--- START OF Records supplied ---
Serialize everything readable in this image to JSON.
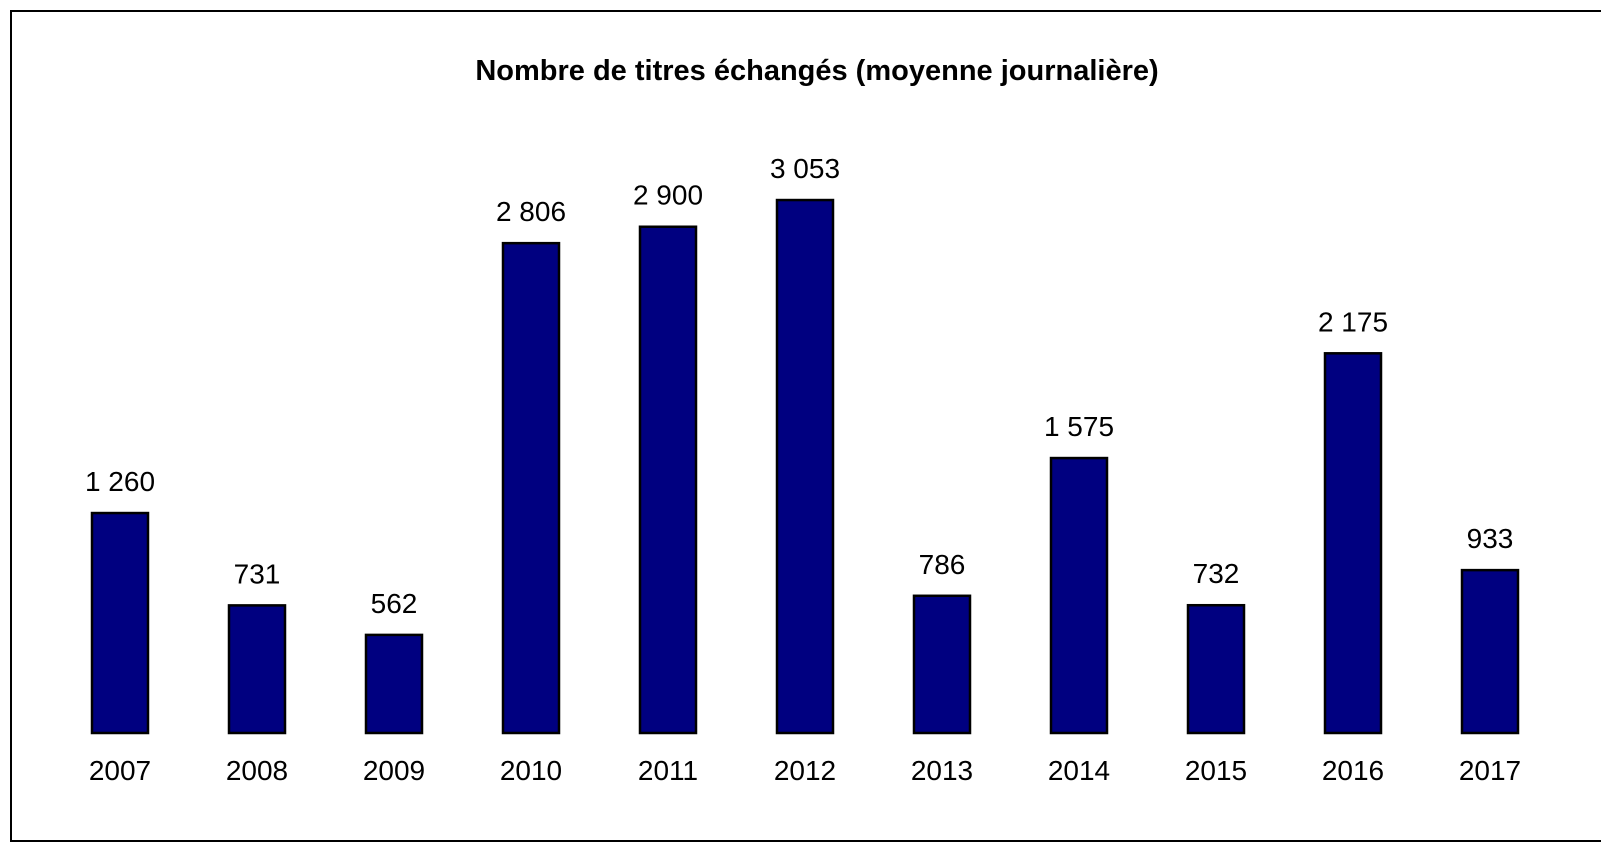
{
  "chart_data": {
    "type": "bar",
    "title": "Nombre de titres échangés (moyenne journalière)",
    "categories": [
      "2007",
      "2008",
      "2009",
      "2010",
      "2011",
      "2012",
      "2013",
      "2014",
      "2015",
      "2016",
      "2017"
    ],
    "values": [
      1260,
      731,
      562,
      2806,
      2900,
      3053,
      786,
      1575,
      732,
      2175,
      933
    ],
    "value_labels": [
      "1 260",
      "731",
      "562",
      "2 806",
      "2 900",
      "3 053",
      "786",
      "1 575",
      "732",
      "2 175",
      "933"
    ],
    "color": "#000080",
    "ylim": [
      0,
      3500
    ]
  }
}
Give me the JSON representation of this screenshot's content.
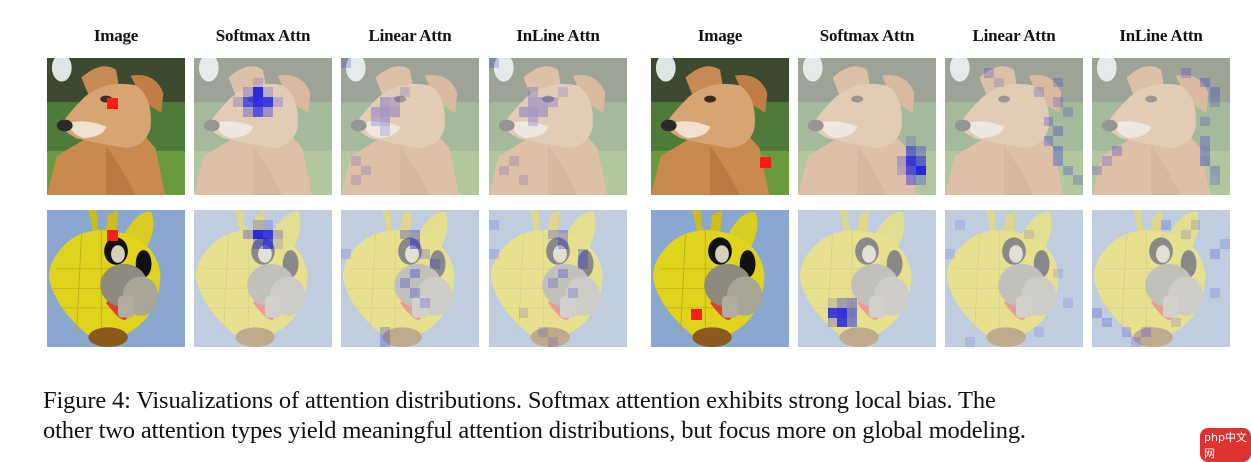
--- END OF Records supplied ---
--- START OF Records supplied ---
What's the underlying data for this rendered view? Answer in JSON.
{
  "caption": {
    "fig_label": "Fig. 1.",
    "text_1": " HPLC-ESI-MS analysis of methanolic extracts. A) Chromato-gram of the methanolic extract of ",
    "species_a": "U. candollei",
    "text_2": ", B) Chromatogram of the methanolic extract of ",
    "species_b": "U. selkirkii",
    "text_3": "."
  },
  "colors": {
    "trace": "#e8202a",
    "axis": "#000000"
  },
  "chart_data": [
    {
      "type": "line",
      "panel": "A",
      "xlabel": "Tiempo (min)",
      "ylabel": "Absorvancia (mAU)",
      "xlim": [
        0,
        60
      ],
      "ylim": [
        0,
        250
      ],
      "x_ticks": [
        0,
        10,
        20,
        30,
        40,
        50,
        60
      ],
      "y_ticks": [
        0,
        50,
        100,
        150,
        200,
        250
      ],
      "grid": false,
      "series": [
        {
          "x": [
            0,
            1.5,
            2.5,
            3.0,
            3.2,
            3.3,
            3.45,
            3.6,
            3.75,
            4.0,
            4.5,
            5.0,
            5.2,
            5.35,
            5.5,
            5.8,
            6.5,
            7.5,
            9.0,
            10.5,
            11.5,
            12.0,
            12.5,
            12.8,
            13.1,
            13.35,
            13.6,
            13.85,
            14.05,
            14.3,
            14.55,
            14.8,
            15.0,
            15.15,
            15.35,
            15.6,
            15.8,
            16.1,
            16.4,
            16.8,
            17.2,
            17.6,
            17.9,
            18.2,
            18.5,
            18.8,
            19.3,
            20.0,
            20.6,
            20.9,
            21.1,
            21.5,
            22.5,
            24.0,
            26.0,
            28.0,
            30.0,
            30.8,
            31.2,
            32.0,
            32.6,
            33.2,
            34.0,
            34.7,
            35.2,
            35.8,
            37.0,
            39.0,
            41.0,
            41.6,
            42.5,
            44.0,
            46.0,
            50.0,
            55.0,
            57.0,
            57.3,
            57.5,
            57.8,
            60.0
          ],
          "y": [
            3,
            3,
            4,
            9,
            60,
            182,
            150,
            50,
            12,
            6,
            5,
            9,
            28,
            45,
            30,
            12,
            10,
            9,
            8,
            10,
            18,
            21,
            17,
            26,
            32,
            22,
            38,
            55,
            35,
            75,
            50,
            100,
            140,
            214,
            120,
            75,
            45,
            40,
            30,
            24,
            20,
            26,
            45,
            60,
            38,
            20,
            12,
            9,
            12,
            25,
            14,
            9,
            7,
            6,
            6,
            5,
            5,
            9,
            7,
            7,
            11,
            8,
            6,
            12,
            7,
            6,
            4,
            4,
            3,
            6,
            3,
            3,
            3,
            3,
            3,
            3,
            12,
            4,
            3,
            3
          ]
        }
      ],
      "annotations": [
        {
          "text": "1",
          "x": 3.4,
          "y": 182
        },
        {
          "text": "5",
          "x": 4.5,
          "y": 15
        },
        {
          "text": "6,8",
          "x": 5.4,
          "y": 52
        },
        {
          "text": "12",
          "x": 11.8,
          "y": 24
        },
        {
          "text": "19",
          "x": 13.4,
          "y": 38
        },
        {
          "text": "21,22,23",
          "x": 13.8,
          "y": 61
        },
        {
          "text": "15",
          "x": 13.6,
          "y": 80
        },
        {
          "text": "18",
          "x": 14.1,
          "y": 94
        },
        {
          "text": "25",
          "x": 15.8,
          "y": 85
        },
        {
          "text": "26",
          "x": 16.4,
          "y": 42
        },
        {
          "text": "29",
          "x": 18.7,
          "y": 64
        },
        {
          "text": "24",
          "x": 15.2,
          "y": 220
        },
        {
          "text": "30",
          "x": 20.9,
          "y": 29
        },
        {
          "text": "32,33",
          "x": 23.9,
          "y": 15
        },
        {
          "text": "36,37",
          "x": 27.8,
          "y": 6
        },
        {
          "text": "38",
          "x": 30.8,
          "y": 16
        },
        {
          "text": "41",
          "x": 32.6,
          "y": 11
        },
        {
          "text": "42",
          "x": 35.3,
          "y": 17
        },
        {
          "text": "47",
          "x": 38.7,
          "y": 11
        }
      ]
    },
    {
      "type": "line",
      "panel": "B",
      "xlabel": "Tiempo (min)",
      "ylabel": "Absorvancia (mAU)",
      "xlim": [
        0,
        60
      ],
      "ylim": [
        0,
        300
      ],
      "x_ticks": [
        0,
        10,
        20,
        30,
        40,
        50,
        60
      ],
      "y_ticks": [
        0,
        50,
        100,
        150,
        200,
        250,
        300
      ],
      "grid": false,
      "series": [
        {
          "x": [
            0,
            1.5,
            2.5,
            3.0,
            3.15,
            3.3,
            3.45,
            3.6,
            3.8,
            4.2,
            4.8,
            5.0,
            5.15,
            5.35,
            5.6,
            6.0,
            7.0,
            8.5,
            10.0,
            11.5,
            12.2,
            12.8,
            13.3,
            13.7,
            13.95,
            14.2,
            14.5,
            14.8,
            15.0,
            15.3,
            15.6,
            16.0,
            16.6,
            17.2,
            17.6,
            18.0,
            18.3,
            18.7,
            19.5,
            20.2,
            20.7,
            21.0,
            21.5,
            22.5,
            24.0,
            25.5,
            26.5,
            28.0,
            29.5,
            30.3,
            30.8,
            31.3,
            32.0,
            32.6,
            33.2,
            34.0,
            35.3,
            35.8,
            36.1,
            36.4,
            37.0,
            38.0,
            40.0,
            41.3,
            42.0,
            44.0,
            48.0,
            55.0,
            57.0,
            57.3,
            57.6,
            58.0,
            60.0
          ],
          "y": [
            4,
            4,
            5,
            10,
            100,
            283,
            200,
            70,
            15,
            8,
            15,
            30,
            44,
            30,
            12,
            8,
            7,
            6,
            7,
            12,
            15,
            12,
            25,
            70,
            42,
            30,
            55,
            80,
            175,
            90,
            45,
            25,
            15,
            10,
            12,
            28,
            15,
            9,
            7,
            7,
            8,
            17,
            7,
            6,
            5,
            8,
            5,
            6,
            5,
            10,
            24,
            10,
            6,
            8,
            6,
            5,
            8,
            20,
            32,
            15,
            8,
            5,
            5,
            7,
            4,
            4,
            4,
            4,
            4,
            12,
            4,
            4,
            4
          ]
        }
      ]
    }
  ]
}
--- END OF Records supplied ---
--- START OF Records supplied ---
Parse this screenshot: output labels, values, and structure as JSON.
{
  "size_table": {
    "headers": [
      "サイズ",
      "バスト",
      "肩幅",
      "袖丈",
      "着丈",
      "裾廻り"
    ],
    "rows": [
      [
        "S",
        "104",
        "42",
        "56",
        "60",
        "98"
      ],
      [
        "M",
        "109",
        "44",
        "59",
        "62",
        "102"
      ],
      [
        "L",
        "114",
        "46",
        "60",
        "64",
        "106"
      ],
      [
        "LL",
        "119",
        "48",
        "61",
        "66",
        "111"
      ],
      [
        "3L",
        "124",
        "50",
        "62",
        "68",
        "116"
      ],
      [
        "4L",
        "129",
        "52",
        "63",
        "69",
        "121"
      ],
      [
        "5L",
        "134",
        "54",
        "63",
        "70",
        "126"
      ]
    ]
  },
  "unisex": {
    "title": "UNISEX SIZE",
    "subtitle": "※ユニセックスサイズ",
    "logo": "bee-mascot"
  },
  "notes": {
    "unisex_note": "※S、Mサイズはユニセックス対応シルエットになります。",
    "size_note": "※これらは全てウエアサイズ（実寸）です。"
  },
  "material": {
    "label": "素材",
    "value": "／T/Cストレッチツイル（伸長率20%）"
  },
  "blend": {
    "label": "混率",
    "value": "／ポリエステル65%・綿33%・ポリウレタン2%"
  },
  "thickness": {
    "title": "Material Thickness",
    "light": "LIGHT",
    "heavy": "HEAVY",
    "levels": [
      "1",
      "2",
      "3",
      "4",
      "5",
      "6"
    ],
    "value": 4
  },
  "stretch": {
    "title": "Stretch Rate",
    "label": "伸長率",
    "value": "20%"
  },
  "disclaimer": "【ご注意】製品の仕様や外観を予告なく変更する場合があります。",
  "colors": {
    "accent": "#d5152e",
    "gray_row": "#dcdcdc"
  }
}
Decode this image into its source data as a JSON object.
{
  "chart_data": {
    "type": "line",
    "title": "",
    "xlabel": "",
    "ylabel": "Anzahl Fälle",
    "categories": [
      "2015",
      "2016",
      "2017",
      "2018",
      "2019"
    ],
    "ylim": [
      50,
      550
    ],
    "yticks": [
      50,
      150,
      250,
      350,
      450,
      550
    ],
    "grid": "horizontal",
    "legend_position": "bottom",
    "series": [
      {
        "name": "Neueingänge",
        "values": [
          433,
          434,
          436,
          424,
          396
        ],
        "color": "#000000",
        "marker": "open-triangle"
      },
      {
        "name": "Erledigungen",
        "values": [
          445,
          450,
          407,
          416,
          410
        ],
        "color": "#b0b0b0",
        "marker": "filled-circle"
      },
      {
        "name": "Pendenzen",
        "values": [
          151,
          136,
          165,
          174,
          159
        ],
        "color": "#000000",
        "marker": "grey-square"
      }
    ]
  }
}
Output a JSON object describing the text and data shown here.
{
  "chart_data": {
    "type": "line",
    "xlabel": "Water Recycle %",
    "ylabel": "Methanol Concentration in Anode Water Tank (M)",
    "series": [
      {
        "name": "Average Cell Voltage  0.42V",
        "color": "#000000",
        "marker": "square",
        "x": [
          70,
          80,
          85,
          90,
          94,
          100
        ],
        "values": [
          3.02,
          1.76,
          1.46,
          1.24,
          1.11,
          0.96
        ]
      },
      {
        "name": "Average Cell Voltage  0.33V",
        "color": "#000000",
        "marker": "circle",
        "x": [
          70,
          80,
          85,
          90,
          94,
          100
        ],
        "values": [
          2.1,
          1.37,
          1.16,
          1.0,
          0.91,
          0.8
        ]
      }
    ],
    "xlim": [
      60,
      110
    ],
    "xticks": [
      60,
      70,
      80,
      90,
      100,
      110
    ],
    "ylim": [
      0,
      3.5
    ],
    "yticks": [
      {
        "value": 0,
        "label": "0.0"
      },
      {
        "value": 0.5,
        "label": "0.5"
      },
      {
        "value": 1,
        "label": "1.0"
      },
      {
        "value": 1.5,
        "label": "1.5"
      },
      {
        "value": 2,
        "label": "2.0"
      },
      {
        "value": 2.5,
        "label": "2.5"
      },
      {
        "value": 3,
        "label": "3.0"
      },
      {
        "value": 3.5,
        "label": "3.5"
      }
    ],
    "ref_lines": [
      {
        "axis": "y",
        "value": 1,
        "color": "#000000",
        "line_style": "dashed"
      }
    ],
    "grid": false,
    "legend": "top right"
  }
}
--- END OF Records supplied ---
Work to do:
Pictures are not part of the copy. Reproduce the lines from the one containing "Serialize everything readable" through the one containing "Give me the", exactly and nothing more.

Answer for this exercise:
Serialize everything readable in this image to JSON.
{
  "chart_data": {
    "type": "bar",
    "title": "Nombre de titres échangés (moyenne journalière)",
    "categories": [
      "2007",
      "2008",
      "2009",
      "2010",
      "2011",
      "2012",
      "2013",
      "2014",
      "2015",
      "2016",
      "2017"
    ],
    "values": [
      1260,
      731,
      562,
      2806,
      2900,
      3053,
      786,
      1575,
      732,
      2175,
      933
    ],
    "value_labels": [
      "1 260",
      "731",
      "562",
      "2 806",
      "2 900",
      "3 053",
      "786",
      "1 575",
      "732",
      "2 175",
      "933"
    ],
    "color": "#000080",
    "ylim": [
      0,
      3500
    ]
  }
}
Give me the JSON representation of this screenshot's content.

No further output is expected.